WORK TO COMPLETE =>
Update the data below by replacing "tak-value" with "yes-value" everywhere it occurs and keeping every other line unchanged. Omit the pictures from your output.

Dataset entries

┄┄┄┄┄┄

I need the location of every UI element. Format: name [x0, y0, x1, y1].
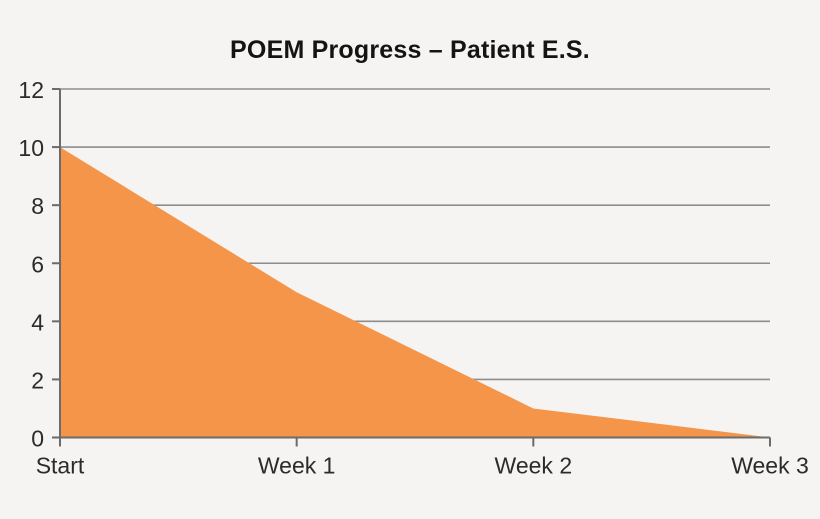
y-axis-tick-label: 8 [31, 193, 44, 219]
area-series [60, 147, 770, 438]
y-axis-tick-label: 4 [31, 309, 44, 335]
y-axis-tick-label: 12 [18, 77, 44, 103]
x-axis-category-label: Week 1 [258, 452, 336, 478]
x-axis-category-label: Week 2 [495, 452, 573, 478]
y-axis-tick-label: 0 [31, 426, 44, 452]
y-axis-tick-label: 2 [31, 367, 44, 393]
x-axis-category-label: Start [36, 452, 85, 478]
y-axis-tick-label: 10 [18, 135, 44, 161]
y-axis-tick-label: 6 [31, 251, 44, 277]
x-axis-category-label: Week 3 [731, 452, 809, 478]
chart-title: POEM Progress – Patient E.S. [230, 36, 590, 64]
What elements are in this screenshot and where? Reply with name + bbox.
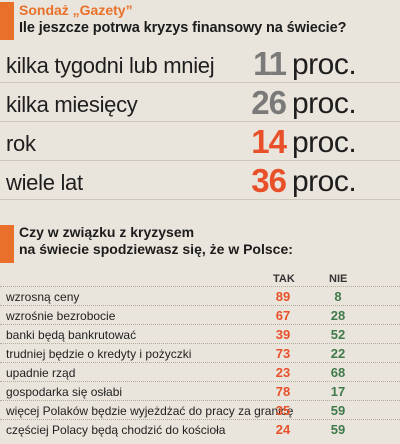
expectations-question: Czy w związku z kryzysem na świecie spod… [19,224,293,257]
duration-row: kilka miesięcy 26 proc. [0,83,400,122]
nie-value: 68 [330,365,346,380]
row-label: banki będą bankrutować [6,328,137,342]
survey-question: Ile jeszcze potrwa kryzys finansowy na ś… [19,20,347,36]
duration-unit: proc. [292,165,357,198]
table-row: więcej Polaków będzie wyjeżdżać do pracy… [0,400,400,419]
nie-value: 59 [330,403,346,418]
tak-value: 35 [275,403,291,418]
nie-value: 8 [334,289,342,304]
column-header-nie: NIE [329,273,348,285]
row-label: trudniej będzie o kredyty i pożyczki [6,347,192,361]
tak-value: 24 [275,422,291,437]
table-row: banki będą bankrutować 39 52 [0,324,400,343]
duration-value: 36 [251,162,287,199]
table-row: częściej Polacy będą chodzić do kościoła… [0,419,400,438]
row-label: więcej Polaków będzie wyjeżdżać do pracy… [6,404,294,418]
duration-value: 14 [251,123,287,160]
duration-value: 11 [253,45,287,82]
tak-value: 67 [275,308,291,323]
row-label: wzrośnie bezrobocie [6,309,116,323]
nie-value: 17 [330,384,346,399]
survey-kicker: Sondaż „Gazety” [19,2,133,18]
section-accent-bar [0,225,14,263]
tak-value: 89 [275,289,291,304]
duration-label: rok [6,131,36,156]
duration-row: wiele lat 36 proc. [0,161,400,200]
table-row: wzrosną ceny 89 8 [0,286,400,305]
duration-row: rok 14 proc. [0,122,400,161]
nie-value: 28 [330,308,346,323]
tak-value: 73 [275,346,291,361]
duration-value: 26 [251,84,287,121]
row-label: wzrosną ceny [6,290,80,304]
duration-label: wiele lat [6,170,83,195]
column-header-tak: TAK [273,273,295,285]
nie-value: 52 [330,327,346,342]
row-label: częściej Polacy będą chodzić do kościoła [6,423,226,437]
expectations-table: TAK NIE wzrosną ceny 89 8 wzrośnie bezroboc… [0,272,400,438]
duration-label: kilka tygodni lub mniej [6,53,215,78]
duration-unit: proc. [292,126,357,159]
nie-value: 59 [330,422,346,437]
duration-row: kilka tygodni lub mniej 11 proc. [0,44,400,83]
header-accent-bar [0,2,14,40]
tak-value: 39 [275,327,291,342]
row-label: gospodarka się osłabi [6,385,123,399]
table-header: TAK NIE [0,272,400,286]
survey-header: Sondaż „Gazety” Ile jeszcze potrwa kryzy… [0,0,400,44]
expectations-header: Czy w związku z kryzysem na świecie spod… [0,222,400,270]
tak-value: 23 [275,365,291,380]
tak-value: 78 [275,384,291,399]
row-label: upadnie rząd [6,366,76,380]
table-row: upadnie rząd 23 68 [0,362,400,381]
duration-unit: proc. [292,48,357,81]
duration-label: kilka miesięcy [6,92,138,117]
nie-value: 22 [330,346,346,361]
duration-unit: proc. [292,87,357,120]
table-row: wzrośnie bezrobocie 67 28 [0,305,400,324]
table-row: trudniej będzie o kredyty i pożyczki 73 22 [0,343,400,362]
duration-results: kilka tygodni lub mniej 11 proc. kilka m… [0,44,400,200]
table-row: gospodarka się osłabi 78 17 [0,381,400,400]
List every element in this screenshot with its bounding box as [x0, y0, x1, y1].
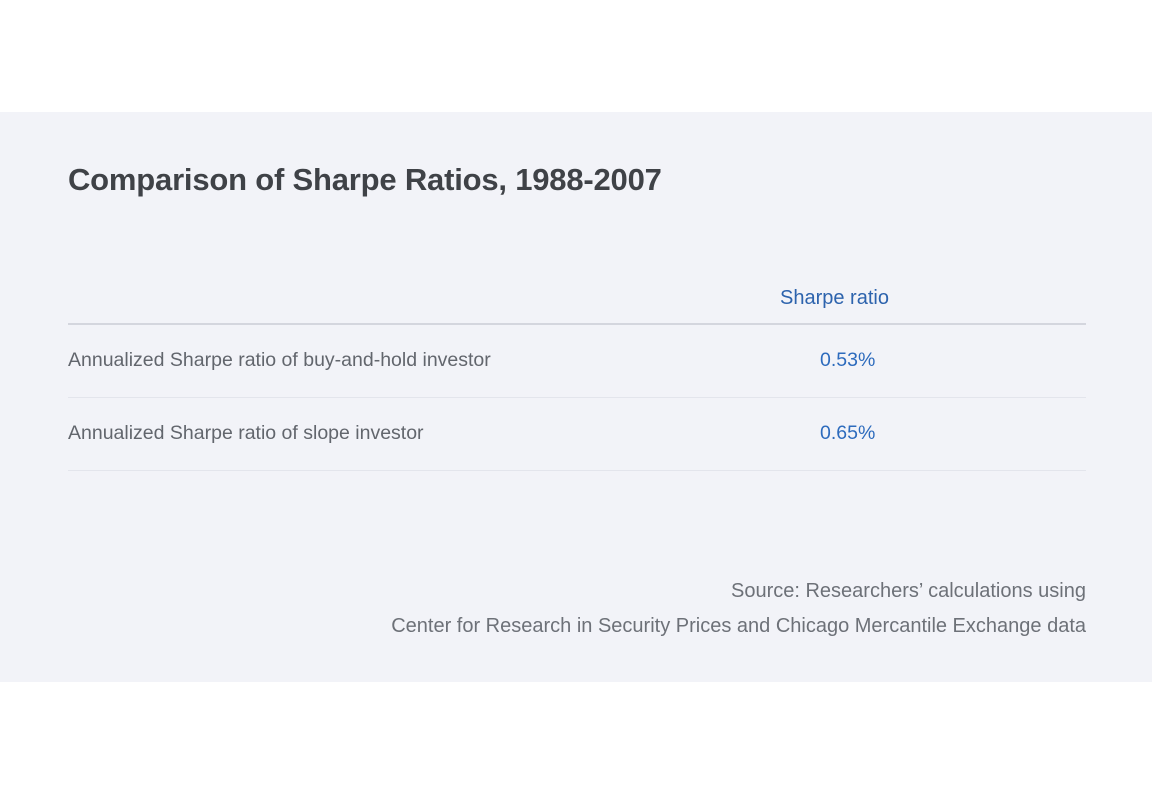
table-row: Annualized Sharpe ratio of slope investo…: [68, 397, 1086, 471]
row-value: 0.65%: [758, 397, 1086, 471]
column-header-label: [68, 287, 758, 325]
page-title: Comparison of Sharpe Ratios, 1988-2007: [68, 162, 662, 197]
table-header: Sharpe ratio: [68, 287, 1086, 325]
figure-card: Comparison of Sharpe Ratios, 1988-2007 S…: [0, 112, 1152, 682]
source-note-line-2: Center for Research in Security Prices a…: [391, 615, 1086, 637]
sharpe-ratio-table: Sharpe ratio Annualized Sharpe ratio of …: [68, 287, 1086, 471]
source-note: Source: Researchers’ calculations using …: [68, 574, 1086, 644]
source-note-line-1: Source: Researchers’ calculations using: [731, 580, 1086, 602]
column-header-sharpe-ratio: Sharpe ratio: [758, 287, 1086, 325]
table-body: Annualized Sharpe ratio of buy-and-hold …: [68, 324, 1086, 471]
table-row: Annualized Sharpe ratio of buy-and-hold …: [68, 324, 1086, 398]
table-header-row: Sharpe ratio: [68, 287, 1086, 325]
row-label: Annualized Sharpe ratio of slope investo…: [68, 397, 758, 471]
row-value: 0.53%: [758, 324, 1086, 398]
row-label: Annualized Sharpe ratio of buy-and-hold …: [68, 324, 758, 398]
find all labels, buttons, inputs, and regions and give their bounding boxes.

┄┄┄┄┄┄

CORRECT RESULT =>
I need the location of every UI element. Format: name [x0, y0, x1, y1].
y-axis-tick-label: 8 [31, 193, 44, 219]
area-series [60, 147, 770, 438]
y-axis-tick-label: 4 [31, 309, 44, 335]
y-axis-tick-label: 12 [18, 77, 44, 103]
x-axis-category-label: Week 1 [258, 452, 336, 478]
x-axis-category-label: Week 2 [495, 452, 573, 478]
y-axis-tick-label: 0 [31, 426, 44, 452]
y-axis-tick-label: 2 [31, 367, 44, 393]
x-axis-category-label: Start [36, 452, 85, 478]
y-axis-tick-label: 10 [18, 135, 44, 161]
y-axis-tick-label: 6 [31, 251, 44, 277]
x-axis-category-label: Week 3 [731, 452, 809, 478]
chart-title: POEM Progress – Patient E.S. [230, 36, 590, 64]
What elements are in this screenshot and where? Reply with name + bbox.
expectations-question: Czy w związku z kryzysem na świecie spod… [19,224,293,257]
duration-row: kilka miesięcy 26 proc. [0,83,400,122]
nie-value: 68 [330,365,346,380]
row-label: banki będą bankrutować [6,328,137,342]
survey-question: Ile jeszcze potrwa kryzys finansowy na ś… [19,20,347,36]
duration-unit: proc. [292,165,357,198]
table-row: więcej Polaków będzie wyjeżdżać do pracy… [0,400,400,419]
nie-value: 59 [330,403,346,418]
yes-value: 35 [275,403,291,418]
nie-value: 8 [334,289,342,304]
column-header-nie: NIE [329,273,348,285]
row-label: trudniej będzie o kredyty i pożyczki [6,347,192,361]
yes-value: 24 [275,422,291,437]
table-row: banki będą bankrutować 39 52 [0,324,400,343]
duration-value: 36 [251,162,287,199]
table-row: częściej Polacy będą chodzić do kościoła… [0,419,400,438]
row-label: więcej Polaków będzie wyjeżdżać do pracy… [6,404,294,418]
duration-value: 14 [251,123,287,160]
duration-value: 11 [253,45,287,82]
yes-value: 67 [275,308,291,323]
row-label: wzrośnie bezrobocie [6,309,116,323]
nie-value: 17 [330,384,346,399]
survey-kicker: Sondaż „Gazety” [19,2,133,18]
section-accent-bar [0,225,14,263]
yes-value: 89 [275,289,291,304]
duration-label: rok [6,131,36,156]
duration-row: wiele lat 36 proc. [0,161,400,200]
table-row: wzrosną ceny 89 8 [0,286,400,305]
duration-row: rok 14 proc. [0,122,400,161]
nie-value: 28 [330,308,346,323]
yes-value: 73 [275,346,291,361]
duration-value: 26 [251,84,287,121]
row-label: wzrosną ceny [6,290,80,304]
duration-label: wiele lat [6,170,83,195]
column-header-tak: TAK [273,273,295,285]
nie-value: 52 [330,327,346,342]
row-label: częściej Polacy będą chodzić do kościoła [6,423,226,437]
expectations-table: TAK NIE wzrosną ceny 89 8 wzrośnie bezroboc… [0,272,400,438]
duration-label: kilka tygodni lub mniej [6,53,215,78]
duration-unit: proc. [292,126,357,159]
nie-value: 59 [330,422,346,437]
duration-row: kilka tygodni lub mniej 11 proc. [0,44,400,83]
header-accent-bar [0,2,14,40]
yes-value: 39 [275,327,291,342]
row-label: gospodarka się osłabi [6,385,123,399]
table-header: TAK NIE [0,272,400,286]
survey-header: Sondaż „Gazety” Ile jeszcze potrwa kryzy… [0,0,400,44]
expectations-header: Czy w związku z kryzysem na świecie spod… [0,222,400,270]
yes-value: 23 [275,365,291,380]
yes-value: 78 [275,384,291,399]
row-label: upadnie rząd [6,366,76,380]
table-row: upadnie rząd 23 68 [0,362,400,381]
duration-unit: proc. [292,48,357,81]
duration-label: kilka miesięcy [6,92,138,117]
nie-value: 22 [330,346,346,361]
duration-unit: proc. [292,87,357,120]
table-row: wzrośnie bezrobocie 67 28 [0,305,400,324]
table-row: trudniej będzie o kredyty i pożyczki 73 22 [0,343,400,362]
duration-results: kilka tygodni lub mniej 11 proc. kilka m… [0,44,400,200]
table-row: gospodarka się osłabi 78 17 [0,381,400,400]
List every element in this screenshot with its bounding box as [x0, y0, x1, y1].
table-row: Annualized Sharpe ratio of slope investo…: [68, 397, 1086, 471]
row-value: 0.65%: [758, 397, 1086, 471]
column-header-label: [68, 287, 758, 325]
page-title: Comparison of Sharpe Ratios, 1988-2007: [68, 162, 662, 197]
table-header: Sharpe ratio: [68, 287, 1086, 325]
figure-card: Comparison of Sharpe Ratios, 1988-2007 S…: [0, 112, 1152, 682]
source-note-line-2: Center for Research in Security Prices a…: [391, 615, 1086, 637]
sharpe-ratio-table: Sharpe ratio Annualized Sharpe ratio of …: [68, 287, 1086, 471]
source-note: Source: Researchers’ calculations using …: [68, 574, 1086, 644]
source-note-line-1: Source: Researchers’ calculations using: [731, 580, 1086, 602]
column-header-sharpe-ratio: Sharpe ratio: [758, 287, 1086, 325]
table-body: Annualized Sharpe ratio of buy-and-hold …: [68, 324, 1086, 471]
table-row: Annualized Sharpe ratio of buy-and-hold …: [68, 324, 1086, 398]
table-header-row: Sharpe ratio: [68, 287, 1086, 325]
row-label: Annualized Sharpe ratio of slope investo…: [68, 397, 758, 471]
row-value: 0.53%: [758, 324, 1086, 398]
row-label: Annualized Sharpe ratio of buy-and-hold …: [68, 324, 758, 398]
find all labels, buttons, inputs, and regions and give their bounding boxes.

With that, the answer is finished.